## [Exercise aim]
Every record here should be printed again exactly.
-- start --
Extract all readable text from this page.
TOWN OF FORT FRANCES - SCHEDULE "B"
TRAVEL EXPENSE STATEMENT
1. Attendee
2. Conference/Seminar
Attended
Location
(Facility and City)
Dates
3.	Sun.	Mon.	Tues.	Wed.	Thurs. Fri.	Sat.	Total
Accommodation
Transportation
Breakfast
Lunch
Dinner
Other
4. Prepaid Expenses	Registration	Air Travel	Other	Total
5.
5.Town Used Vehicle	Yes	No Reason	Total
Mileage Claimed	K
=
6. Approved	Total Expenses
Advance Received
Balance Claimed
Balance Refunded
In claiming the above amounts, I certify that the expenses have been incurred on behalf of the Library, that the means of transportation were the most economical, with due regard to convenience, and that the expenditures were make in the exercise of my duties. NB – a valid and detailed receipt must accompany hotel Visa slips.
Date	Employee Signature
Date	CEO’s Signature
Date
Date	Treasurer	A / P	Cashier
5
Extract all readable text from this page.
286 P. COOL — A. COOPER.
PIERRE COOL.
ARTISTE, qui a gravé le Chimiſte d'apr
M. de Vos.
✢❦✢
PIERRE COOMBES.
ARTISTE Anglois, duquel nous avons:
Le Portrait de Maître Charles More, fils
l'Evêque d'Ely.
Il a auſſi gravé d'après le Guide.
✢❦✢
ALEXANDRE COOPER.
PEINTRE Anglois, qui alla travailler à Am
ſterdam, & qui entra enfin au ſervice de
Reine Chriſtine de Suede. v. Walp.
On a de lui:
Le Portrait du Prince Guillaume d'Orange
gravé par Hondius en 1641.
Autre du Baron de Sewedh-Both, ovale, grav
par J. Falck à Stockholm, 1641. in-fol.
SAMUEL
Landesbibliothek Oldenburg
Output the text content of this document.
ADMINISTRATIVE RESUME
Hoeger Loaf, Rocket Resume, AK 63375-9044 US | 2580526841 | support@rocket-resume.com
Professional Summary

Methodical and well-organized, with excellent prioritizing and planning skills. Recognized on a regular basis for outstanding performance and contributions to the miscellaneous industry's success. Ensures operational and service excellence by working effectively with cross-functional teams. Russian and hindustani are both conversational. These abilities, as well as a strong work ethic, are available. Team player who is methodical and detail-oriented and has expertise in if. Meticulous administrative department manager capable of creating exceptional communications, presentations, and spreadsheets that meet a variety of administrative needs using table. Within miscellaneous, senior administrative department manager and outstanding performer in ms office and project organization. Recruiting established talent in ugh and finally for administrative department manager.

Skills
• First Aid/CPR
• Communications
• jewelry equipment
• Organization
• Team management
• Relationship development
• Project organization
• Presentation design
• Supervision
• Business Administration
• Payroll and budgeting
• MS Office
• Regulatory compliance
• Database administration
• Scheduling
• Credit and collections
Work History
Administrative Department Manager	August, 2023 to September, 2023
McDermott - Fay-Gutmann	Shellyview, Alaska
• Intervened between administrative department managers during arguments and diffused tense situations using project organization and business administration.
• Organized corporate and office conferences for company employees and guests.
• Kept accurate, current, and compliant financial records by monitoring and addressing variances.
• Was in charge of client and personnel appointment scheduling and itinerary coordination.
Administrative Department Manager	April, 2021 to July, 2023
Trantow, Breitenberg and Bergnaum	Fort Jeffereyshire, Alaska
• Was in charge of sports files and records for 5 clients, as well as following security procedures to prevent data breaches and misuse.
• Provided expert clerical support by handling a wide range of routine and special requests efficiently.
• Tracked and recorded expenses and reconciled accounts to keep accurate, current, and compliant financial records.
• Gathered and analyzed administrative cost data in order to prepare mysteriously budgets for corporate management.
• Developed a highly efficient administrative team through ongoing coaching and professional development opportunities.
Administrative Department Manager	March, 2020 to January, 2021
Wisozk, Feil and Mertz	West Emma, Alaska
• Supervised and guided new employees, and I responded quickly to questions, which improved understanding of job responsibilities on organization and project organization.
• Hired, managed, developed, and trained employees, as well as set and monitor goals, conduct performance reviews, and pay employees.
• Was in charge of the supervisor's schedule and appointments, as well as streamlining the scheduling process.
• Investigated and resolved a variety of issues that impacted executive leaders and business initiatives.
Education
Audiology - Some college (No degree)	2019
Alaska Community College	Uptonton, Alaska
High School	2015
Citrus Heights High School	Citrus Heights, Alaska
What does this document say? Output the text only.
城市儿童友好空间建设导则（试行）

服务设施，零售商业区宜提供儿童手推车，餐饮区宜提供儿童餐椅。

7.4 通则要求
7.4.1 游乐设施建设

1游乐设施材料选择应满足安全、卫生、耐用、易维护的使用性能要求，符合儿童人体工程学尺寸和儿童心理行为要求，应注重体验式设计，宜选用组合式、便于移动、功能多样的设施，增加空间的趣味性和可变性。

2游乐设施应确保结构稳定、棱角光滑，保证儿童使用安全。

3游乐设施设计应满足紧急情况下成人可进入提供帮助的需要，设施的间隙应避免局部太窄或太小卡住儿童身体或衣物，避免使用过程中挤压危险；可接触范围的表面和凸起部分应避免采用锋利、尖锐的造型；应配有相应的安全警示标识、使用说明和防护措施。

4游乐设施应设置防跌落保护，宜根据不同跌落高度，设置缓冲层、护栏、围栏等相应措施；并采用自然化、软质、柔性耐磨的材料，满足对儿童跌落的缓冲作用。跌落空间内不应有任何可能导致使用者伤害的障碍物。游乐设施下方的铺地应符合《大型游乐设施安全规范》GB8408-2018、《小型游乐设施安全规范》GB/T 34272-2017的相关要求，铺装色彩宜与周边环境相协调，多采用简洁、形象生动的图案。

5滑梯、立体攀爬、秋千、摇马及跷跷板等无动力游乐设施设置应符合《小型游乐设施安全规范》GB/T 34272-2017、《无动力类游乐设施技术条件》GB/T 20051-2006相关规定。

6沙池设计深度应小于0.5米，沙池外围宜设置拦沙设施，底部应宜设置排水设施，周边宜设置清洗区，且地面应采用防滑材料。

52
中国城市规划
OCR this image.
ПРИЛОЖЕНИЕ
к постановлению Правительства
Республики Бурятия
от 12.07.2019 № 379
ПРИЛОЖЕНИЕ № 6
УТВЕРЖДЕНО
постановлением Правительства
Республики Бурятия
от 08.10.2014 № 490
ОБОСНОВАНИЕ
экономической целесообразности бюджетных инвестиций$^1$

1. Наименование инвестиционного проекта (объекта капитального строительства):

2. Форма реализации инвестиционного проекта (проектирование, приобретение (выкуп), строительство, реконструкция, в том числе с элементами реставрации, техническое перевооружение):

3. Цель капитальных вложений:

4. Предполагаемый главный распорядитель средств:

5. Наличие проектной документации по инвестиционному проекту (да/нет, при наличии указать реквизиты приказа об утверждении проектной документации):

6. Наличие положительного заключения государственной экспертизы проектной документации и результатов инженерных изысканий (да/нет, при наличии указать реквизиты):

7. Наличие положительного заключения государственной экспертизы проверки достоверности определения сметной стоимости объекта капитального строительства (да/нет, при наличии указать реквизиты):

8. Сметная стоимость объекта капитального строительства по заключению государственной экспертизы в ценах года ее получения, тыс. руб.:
-- end --
## [Full output]
Extract all readable text from this page.
TOWN OF FORT FRANCES - SCHEDULE "B"
TRAVEL EXPENSE STATEMENT
1. Attendee
2. Conference/Seminar
Attended
Location
(Facility and City)
Dates
3.	Sun.	Mon.	Tues.	Wed.	Thurs. Fri.	Sat.	Total
Accommodation
Transportation
Breakfast
Lunch
Dinner
Other
4. Prepaid Expenses	Registration	Air Travel	Other	Total
5.
5.Town Used Vehicle	Yes	No Reason	Total
Mileage Claimed	K
=
6. Approved	Total Expenses
Advance Received
Balance Claimed
Balance Refunded
In claiming the above amounts, I certify that the expenses have been incurred on behalf of the Library, that the means of transportation were the most economical, with due regard to convenience, and that the expenditures were make in the exercise of my duties. NB – a valid and detailed receipt must accompany hotel Visa slips.
Date	Employee Signature
Date	CEO’s Signature
Date
Date	Treasurer	A / P	Cashier
5
Extract all readable text from this page.
286 P. COOL — A. COOPER.
PIERRE COOL.
ARTISTE, qui a gravé le Chimiſte d'apr
M. de Vos.
✢❦✢
PIERRE COOMBES.
ARTISTE Anglois, duquel nous avons:
Le Portrait de Maître Charles More, fils
l'Evêque d'Ely.
Il a auſſi gravé d'après le Guide.
✢❦✢
ALEXANDRE COOPER.
PEINTRE Anglois, qui alla travailler à Am
ſterdam, & qui entra enfin au ſervice de
Reine Chriſtine de Suede. v. Walp.
On a de lui:
Le Portrait du Prince Guillaume d'Orange
gravé par Hondius en 1641.
Autre du Baron de Sewedh-Both, ovale, grav
par J. Falck à Stockholm, 1641. in-fol.
SAMUEL
Landesbibliothek Oldenburg
Output the text content of this document.
ADMINISTRATIVE RESUME
Hoeger Loaf, Rocket Resume, AK 63375-9044 US | 2580526841 | support@rocket-resume.com
Professional Summary

Methodical and well-organized, with excellent prioritizing and planning skills. Recognized on a regular basis for outstanding performance and contributions to the miscellaneous industry's success. Ensures operational and service excellence by working effectively with cross-functional teams. Russian and hindustani are both conversational. These abilities, as well as a strong work ethic, are available. Team player who is methodical and detail-oriented and has expertise in if. Meticulous administrative department manager capable of creating exceptional communications, presentations, and spreadsheets that meet a variety of administrative needs using table. Within miscellaneous, senior administrative department manager and outstanding performer in ms office and project organization. Recruiting established talent in ugh and finally for administrative department manager.

Skills
• First Aid/CPR
• Communications
• jewelry equipment
• Organization
• Team management
• Relationship development
• Project organization
• Presentation design
• Supervision
• Business Administration
• Payroll and budgeting
• MS Office
• Regulatory compliance
• Database administration
• Scheduling
• Credit and collections
Work History
Administrative Department Manager	August, 2023 to September, 2023
McDermott - Fay-Gutmann	Shellyview, Alaska
• Intervened between administrative department managers during arguments and diffused tense situations using project organization and business administration.
• Organized corporate and office conferences for company employees and guests.
• Kept accurate, current, and compliant financial records by monitoring and addressing variances.
• Was in charge of client and personnel appointment scheduling and itinerary coordination.
Administrative Department Manager	April, 2021 to July, 2023
Trantow, Breitenberg and Bergnaum	Fort Jeffereyshire, Alaska
• Was in charge of sports files and records for 5 clients, as well as following security procedures to prevent data breaches and misuse.
• Provided expert clerical support by handling a wide range of routine and special requests efficiently.
• Tracked and recorded expenses and reconciled accounts to keep accurate, current, and compliant financial records.
• Gathered and analyzed administrative cost data in order to prepare mysteriously budgets for corporate management.
• Developed a highly efficient administrative team through ongoing coaching and professional development opportunities.
Administrative Department Manager	March, 2020 to January, 2021
Wisozk, Feil and Mertz	West Emma, Alaska
• Supervised and guided new employees, and I responded quickly to questions, which improved understanding of job responsibilities on organization and project organization.
• Hired, managed, developed, and trained employees, as well as set and monitor goals, conduct performance reviews, and pay employees.
• Was in charge of the supervisor's schedule and appointments, as well as streamlining the scheduling process.
• Investigated and resolved a variety of issues that impacted executive leaders and business initiatives.
Education
Audiology - Some college (No degree)	2019
Alaska Community College	Uptonton, Alaska
High School	2015
Citrus Heights High School	Citrus Heights, Alaska
What does this document say? Output the text only.
城市儿童友好空间建设导则（试行）

服务设施，零售商业区宜提供儿童手推车，餐饮区宜提供儿童餐椅。

7.4 通则要求
7.4.1 游乐设施建设

1游乐设施材料选择应满足安全、卫生、耐用、易维护的使用性能要求，符合儿童人体工程学尺寸和儿童心理行为要求，应注重体验式设计，宜选用组合式、便于移动、功能多样的设施，增加空间的趣味性和可变性。

2游乐设施应确保结构稳定、棱角光滑，保证儿童使用安全。

3游乐设施设计应满足紧急情况下成人可进入提供帮助的需要，设施的间隙应避免局部太窄或太小卡住儿童身体或衣物，避免使用过程中挤压危险；可接触范围的表面和凸起部分应避免采用锋利、尖锐的造型；应配有相应的安全警示标识、使用说明和防护措施。

4游乐设施应设置防跌落保护，宜根据不同跌落高度，设置缓冲层、护栏、围栏等相应措施；并采用自然化、软质、柔性耐磨的材料，满足对儿童跌落的缓冲作用。跌落空间内不应有任何可能导致使用者伤害的障碍物。游乐设施下方的铺地应符合《大型游乐设施安全规范》GB8408-2018、《小型游乐设施安全规范》GB/T 34272-2017的相关要求，铺装色彩宜与周边环境相协调，多采用简洁、形象生动的图案。

5滑梯、立体攀爬、秋千、摇马及跷跷板等无动力游乐设施设置应符合《小型游乐设施安全规范》GB/T 34272-2017、《无动力类游乐设施技术条件》GB/T 20051-2006相关规定。

6沙池设计深度应小于0.5米，沙池外围宜设置拦沙设施，底部应宜设置排水设施，周边宜设置清洗区，且地面应采用防滑材料。

52
中国城市规划
OCR this image.
ПРИЛОЖЕНИЕ
к постановлению Правительства
Республики Бурятия
от 12.07.2019 № 379
ПРИЛОЖЕНИЕ № 6
УТВЕРЖДЕНО
постановлением Правительства
Республики Бурятия
от 08.10.2014 № 490
ОБОСНОВАНИЕ
экономической целесообразности бюджетных инвестиций$^1$

1. Наименование инвестиционного проекта (объекта капитального строительства):

2. Форма реализации инвестиционного проекта (проектирование, приобретение (выкуп), строительство, реконструкция, в том числе с элементами реставрации, техническое перевооружение):

3. Цель капитальных вложений:

4. Предполагаемый главный распорядитель средств:

5. Наличие проектной документации по инвестиционному проекту (да/нет, при наличии указать реквизиты приказа об утверждении проектной документации):

6. Наличие положительного заключения государственной экспертизы проектной документации и результатов инженерных изысканий (да/нет, при наличии указать реквизиты):

7. Наличие положительного заключения государственной экспертизы проверки достоверности определения сметной стоимости объекта капитального строительства (да/нет, при наличии указать реквизиты):

8. Сметная стоимость объекта капитального строительства по заключению государственной экспертизы в ценах года ее получения, тыс. руб.:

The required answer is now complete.